Exercise task A:
Answer these questions using the question-and-answer thread about a girlfriend:
(i) How many answers does the thread report?
(ii) Who posted answer #1?
(iii) To whom does the second answer say the girlfriend should report any current abuser?

===== Passage provided =====

2006-11-08 04:29:04 · 30 answers · asked by qlakeo 1 in Family & Relationships Other - Family & Relationships

30 answers

When a young lady goes through something like this, they put up a wall, to protect themselves. They aren't used to being "cared" for in the way you are trying to help her. She comes off tough, but I bet deep down she really needs what you have to offer.

If you really like this girl, hang in there. She might come around in time... It's hard to trust when you've been in this type of situation. It's not something that will happen over night or next week, but give her time, and be good to her, and it might just work out.

2006-11-08 04:36:08 · answer #1 · answered by strawberryblonde131313 2 · 0 0

Hi John - You sound more caring than anything else, so start by giving yourself a break for trying to help your girlfriend. Is she safe with her father? Her current status would be the most important thing to address - making sure she isn't being abused any more. If there is any abuse now, convince her (or do it yourself) to report the abuser to a social worker or to the police because it has to stop. If she is safe with her father, she will still need some help. The experience with her mother will have left her with scars and she should get support from a professional. If you want to try again you could get some information from a child helpline or other resource center and pass it on to your girlfriend so she knows what's available. Do some searching on the internet for resources close to where you live, there's lots of information that will be helpful. Good for you for being supportive, but when you've given it your best to convince her to get help and she still won't, don't blame yourself - you can only offer - and the rest is up to her.

===== Listed records =====

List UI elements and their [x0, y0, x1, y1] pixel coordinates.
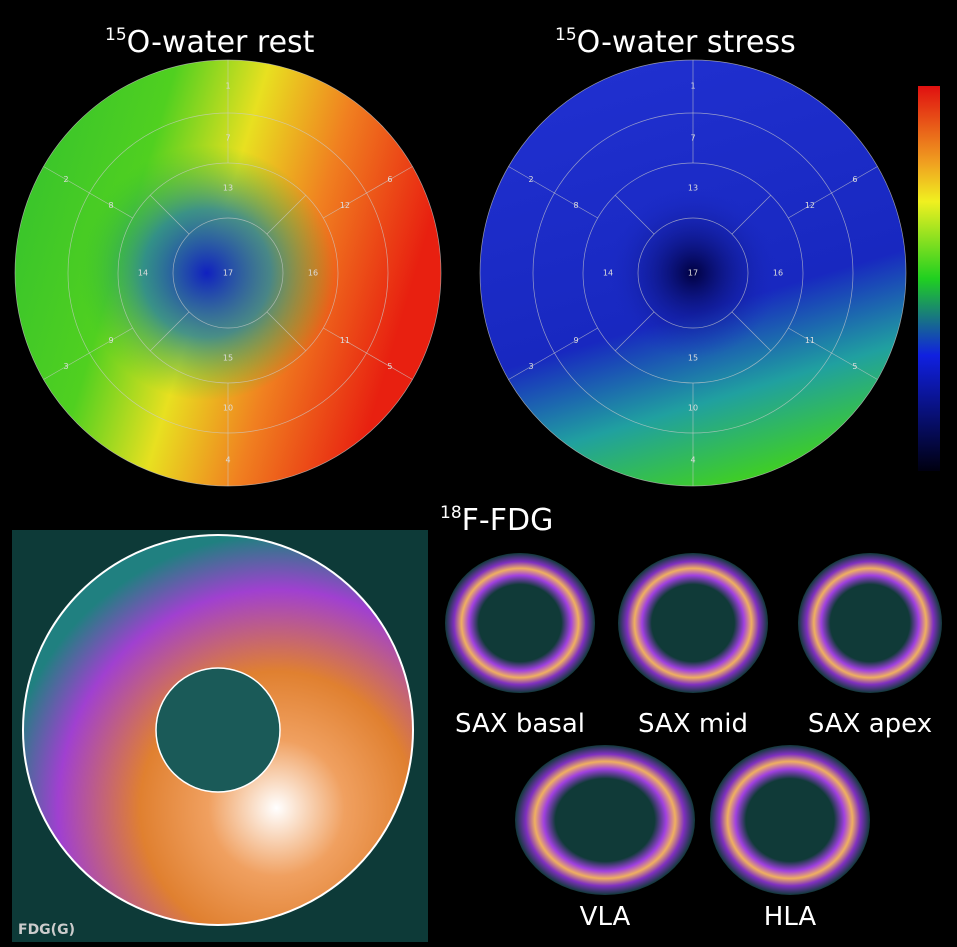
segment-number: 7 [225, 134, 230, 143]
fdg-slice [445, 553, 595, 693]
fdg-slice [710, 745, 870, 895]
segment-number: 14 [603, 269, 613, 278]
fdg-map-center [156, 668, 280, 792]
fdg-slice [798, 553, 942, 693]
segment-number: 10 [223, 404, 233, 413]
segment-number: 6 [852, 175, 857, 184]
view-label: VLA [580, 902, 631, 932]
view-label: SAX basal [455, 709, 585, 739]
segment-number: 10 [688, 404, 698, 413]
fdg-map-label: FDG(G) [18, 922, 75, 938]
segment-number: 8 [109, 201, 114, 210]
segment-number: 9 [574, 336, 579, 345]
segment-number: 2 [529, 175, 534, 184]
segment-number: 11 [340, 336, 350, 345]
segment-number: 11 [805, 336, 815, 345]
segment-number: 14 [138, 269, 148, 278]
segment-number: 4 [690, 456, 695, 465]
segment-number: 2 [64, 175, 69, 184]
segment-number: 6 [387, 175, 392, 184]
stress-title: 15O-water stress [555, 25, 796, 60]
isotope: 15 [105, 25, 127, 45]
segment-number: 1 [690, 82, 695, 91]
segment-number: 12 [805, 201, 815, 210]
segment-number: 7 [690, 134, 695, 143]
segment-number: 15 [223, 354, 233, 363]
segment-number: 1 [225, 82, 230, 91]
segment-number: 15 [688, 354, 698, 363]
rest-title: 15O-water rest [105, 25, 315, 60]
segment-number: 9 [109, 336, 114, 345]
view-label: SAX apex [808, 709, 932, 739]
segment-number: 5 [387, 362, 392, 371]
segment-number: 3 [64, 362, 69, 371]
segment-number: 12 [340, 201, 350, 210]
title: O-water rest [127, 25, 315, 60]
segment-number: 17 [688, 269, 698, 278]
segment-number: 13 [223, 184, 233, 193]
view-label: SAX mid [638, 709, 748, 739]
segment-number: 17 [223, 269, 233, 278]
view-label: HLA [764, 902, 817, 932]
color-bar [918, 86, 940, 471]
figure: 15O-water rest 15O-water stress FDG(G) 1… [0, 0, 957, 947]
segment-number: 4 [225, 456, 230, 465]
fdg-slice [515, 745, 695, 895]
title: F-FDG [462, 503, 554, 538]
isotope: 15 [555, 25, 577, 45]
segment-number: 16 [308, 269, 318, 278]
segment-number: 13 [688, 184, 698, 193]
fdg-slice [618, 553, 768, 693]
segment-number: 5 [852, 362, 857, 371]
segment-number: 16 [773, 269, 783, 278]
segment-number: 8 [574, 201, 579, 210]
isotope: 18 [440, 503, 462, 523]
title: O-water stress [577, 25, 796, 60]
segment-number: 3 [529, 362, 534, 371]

=====

Exercise task B:
In the records, rewrite the part that opens with the line containing "segment-number: 7 [225, 134, 230, 143]" and closes with the line containing "segment-number: 12 [805, 201, 815, 210]", swapping each "segment-number" for "segment-id" and leaving everything else unchanged.

Complete answer A:
(i) 30 answers
(ii) strawberryblonde131313
(iii) To a social worker or to the police

Complete answer B:
segment-id: 7 [225, 134, 230, 143]
fdg-slice [445, 553, 595, 693]
fdg-slice [710, 745, 870, 895]
segment-id: 14 [603, 269, 613, 278]
fdg-map-center [156, 668, 280, 792]
fdg-slice [798, 553, 942, 693]
segment-id: 10 [223, 404, 233, 413]
segment-id: 6 [852, 175, 857, 184]
view-label: VLA [580, 902, 631, 932]
view-label: SAX basal [455, 709, 585, 739]
segment-id: 10 [688, 404, 698, 413]
fdg-map-label: FDG(G) [18, 922, 75, 938]
segment-id: 8 [109, 201, 114, 210]
segment-id: 9 [574, 336, 579, 345]
segment-id: 2 [529, 175, 534, 184]
segment-id: 11 [340, 336, 350, 345]
segment-id: 11 [805, 336, 815, 345]
segment-id: 14 [138, 269, 148, 278]
segment-id: 4 [690, 456, 695, 465]
segment-id: 2 [64, 175, 69, 184]
segment-id: 6 [387, 175, 392, 184]
stress-title: 15O-water stress [555, 25, 796, 60]
isotope: 15 [105, 25, 127, 45]
segment-id: 1 [690, 82, 695, 91]
segment-id: 12 [805, 201, 815, 210]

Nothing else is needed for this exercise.